* _Directive_
Set the listing down again in full, word for word, with the pictures left out.
--------
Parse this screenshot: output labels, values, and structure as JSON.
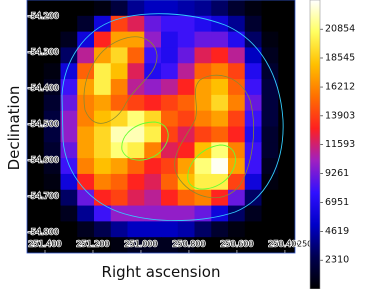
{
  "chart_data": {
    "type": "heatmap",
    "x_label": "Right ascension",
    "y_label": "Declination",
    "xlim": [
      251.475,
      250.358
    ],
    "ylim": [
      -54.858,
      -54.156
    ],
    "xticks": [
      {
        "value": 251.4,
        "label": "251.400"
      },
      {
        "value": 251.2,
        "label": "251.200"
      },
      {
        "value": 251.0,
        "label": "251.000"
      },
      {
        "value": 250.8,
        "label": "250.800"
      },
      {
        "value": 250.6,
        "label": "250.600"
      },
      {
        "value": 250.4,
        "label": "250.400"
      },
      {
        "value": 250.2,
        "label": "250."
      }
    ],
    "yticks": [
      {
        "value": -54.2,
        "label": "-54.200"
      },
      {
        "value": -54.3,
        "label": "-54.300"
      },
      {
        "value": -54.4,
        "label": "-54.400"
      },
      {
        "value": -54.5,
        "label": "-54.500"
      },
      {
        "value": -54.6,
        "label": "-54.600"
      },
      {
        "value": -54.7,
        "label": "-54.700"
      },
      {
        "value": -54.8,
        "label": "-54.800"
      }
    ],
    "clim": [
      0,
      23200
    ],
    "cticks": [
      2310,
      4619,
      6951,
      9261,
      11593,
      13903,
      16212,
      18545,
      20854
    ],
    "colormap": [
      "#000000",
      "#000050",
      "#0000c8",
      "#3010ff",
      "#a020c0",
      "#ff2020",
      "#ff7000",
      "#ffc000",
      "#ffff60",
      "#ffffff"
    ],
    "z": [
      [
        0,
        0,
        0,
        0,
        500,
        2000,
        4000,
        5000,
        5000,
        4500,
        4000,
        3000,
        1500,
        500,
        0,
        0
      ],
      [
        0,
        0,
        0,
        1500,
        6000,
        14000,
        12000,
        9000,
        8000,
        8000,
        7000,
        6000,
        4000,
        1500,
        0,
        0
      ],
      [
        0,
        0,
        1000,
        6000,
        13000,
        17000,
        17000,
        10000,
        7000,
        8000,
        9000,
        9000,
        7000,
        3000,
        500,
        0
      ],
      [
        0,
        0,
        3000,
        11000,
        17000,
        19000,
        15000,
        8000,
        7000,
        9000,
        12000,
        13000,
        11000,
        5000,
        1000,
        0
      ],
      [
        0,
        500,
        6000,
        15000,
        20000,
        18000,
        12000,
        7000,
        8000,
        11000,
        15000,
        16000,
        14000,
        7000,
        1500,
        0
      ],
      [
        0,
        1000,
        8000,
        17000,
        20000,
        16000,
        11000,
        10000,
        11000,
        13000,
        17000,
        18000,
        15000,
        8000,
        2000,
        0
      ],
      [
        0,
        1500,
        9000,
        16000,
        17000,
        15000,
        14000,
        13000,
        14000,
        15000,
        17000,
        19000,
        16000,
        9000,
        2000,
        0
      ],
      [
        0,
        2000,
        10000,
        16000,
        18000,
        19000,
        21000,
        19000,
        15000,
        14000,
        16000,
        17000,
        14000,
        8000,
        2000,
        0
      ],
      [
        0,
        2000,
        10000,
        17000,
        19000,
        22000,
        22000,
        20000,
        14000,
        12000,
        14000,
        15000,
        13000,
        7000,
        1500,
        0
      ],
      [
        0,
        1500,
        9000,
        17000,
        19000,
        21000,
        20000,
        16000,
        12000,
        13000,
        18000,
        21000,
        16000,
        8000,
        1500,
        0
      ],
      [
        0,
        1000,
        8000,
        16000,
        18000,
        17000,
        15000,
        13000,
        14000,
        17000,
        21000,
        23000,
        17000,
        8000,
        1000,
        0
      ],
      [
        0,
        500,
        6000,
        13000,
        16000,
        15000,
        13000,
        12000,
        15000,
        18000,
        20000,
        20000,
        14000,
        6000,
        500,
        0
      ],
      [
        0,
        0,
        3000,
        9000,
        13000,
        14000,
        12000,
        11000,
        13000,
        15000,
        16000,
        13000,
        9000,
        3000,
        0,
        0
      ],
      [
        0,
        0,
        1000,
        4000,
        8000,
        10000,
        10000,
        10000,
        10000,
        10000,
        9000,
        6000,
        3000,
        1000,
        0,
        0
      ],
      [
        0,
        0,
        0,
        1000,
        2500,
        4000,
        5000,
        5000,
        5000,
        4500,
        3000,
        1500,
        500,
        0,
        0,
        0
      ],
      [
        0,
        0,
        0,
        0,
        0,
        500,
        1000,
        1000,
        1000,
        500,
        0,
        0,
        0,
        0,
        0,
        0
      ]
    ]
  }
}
--------
* _Written response_
Parse this screenshot: output labels, values, and structure as JSON.
{
  "chart_data": {
    "type": "heatmap",
    "x_label": "Right ascension",
    "y_label": "Declination",
    "xlim": [
      251.475,
      250.358
    ],
    "ylim": [
      -54.858,
      -54.156
    ],
    "xticks": [
      {
        "value": 251.4,
        "label": "251.400"
      },
      {
        "value": 251.2,
        "label": "251.200"
      },
      {
        "value": 251.0,
        "label": "251.000"
      },
      {
        "value": 250.8,
        "label": "250.800"
      },
      {
        "value": 250.6,
        "label": "250.600"
      },
      {
        "value": 250.4,
        "label": "250.400"
      },
      {
        "value": 250.2,
        "label": "250."
      }
    ],
    "yticks": [
      {
        "value": -54.2,
        "label": "-54.200"
      },
      {
        "value": -54.3,
        "label": "-54.300"
      },
      {
        "value": -54.4,
        "label": "-54.400"
      },
      {
        "value": -54.5,
        "label": "-54.500"
      },
      {
        "value": -54.6,
        "label": "-54.600"
      },
      {
        "value": -54.7,
        "label": "-54.700"
      },
      {
        "value": -54.8,
        "label": "-54.800"
      }
    ],
    "clim": [
      0,
      23200
    ],
    "cticks": [
      2310,
      4619,
      6951,
      9261,
      11593,
      13903,
      16212,
      18545,
      20854
    ],
    "colormap": [
      "#000000",
      "#000050",
      "#0000c8",
      "#3010ff",
      "#a020c0",
      "#ff2020",
      "#ff7000",
      "#ffc000",
      "#ffff60",
      "#ffffff"
    ],
    "z": [
      [
        0,
        0,
        0,
        0,
        500,
        2000,
        4000,
        5000,
        5000,
        4500,
        4000,
        3000,
        1500,
        500,
        0,
        0
      ],
      [
        0,
        0,
        0,
        1500,
        6000,
        14000,
        12000,
        9000,
        8000,
        8000,
        7000,
        6000,
        4000,
        1500,
        0,
        0
      ],
      [
        0,
        0,
        1000,
        6000,
        13000,
        17000,
        17000,
        10000,
        7000,
        8000,
        9000,
        9000,
        7000,
        3000,
        500,
        0
      ],
      [
        0,
        0,
        3000,
        11000,
        17000,
        19000,
        15000,
        8000,
        7000,
        9000,
        12000,
        13000,
        11000,
        5000,
        1000,
        0
      ],
      [
        0,
        500,
        6000,
        15000,
        20000,
        18000,
        12000,
        7000,
        8000,
        11000,
        15000,
        16000,
        14000,
        7000,
        1500,
        0
      ],
      [
        0,
        1000,
        8000,
        17000,
        20000,
        16000,
        11000,
        10000,
        11000,
        13000,
        17000,
        18000,
        15000,
        8000,
        2000,
        0
      ],
      [
        0,
        1500,
        9000,
        16000,
        17000,
        15000,
        14000,
        13000,
        14000,
        15000,
        17000,
        19000,
        16000,
        9000,
        2000,
        0
      ],
      [
        0,
        2000,
        10000,
        16000,
        18000,
        19000,
        21000,
        19000,
        15000,
        14000,
        16000,
        17000,
        14000,
        8000,
        2000,
        0
      ],
      [
        0,
        2000,
        10000,
        17000,
        19000,
        22000,
        22000,
        20000,
        14000,
        12000,
        14000,
        15000,
        13000,
        7000,
        1500,
        0
      ],
      [
        0,
        1500,
        9000,
        17000,
        19000,
        21000,
        20000,
        16000,
        12000,
        13000,
        18000,
        21000,
        16000,
        8000,
        1500,
        0
      ],
      [
        0,
        1000,
        8000,
        16000,
        18000,
        17000,
        15000,
        13000,
        14000,
        17000,
        21000,
        23000,
        17000,
        8000,
        1000,
        0
      ],
      [
        0,
        500,
        6000,
        13000,
        16000,
        15000,
        13000,
        12000,
        15000,
        18000,
        20000,
        20000,
        14000,
        6000,
        500,
        0
      ],
      [
        0,
        0,
        3000,
        9000,
        13000,
        14000,
        12000,
        11000,
        13000,
        15000,
        16000,
        13000,
        9000,
        3000,
        0,
        0
      ],
      [
        0,
        0,
        1000,
        4000,
        8000,
        10000,
        10000,
        10000,
        10000,
        10000,
        9000,
        6000,
        3000,
        1000,
        0,
        0
      ],
      [
        0,
        0,
        0,
        1000,
        2500,
        4000,
        5000,
        5000,
        5000,
        4500,
        3000,
        1500,
        500,
        0,
        0,
        0
      ],
      [
        0,
        0,
        0,
        0,
        0,
        500,
        1000,
        1000,
        1000,
        500,
        0,
        0,
        0,
        0,
        0,
        0
      ]
    ]
  }
}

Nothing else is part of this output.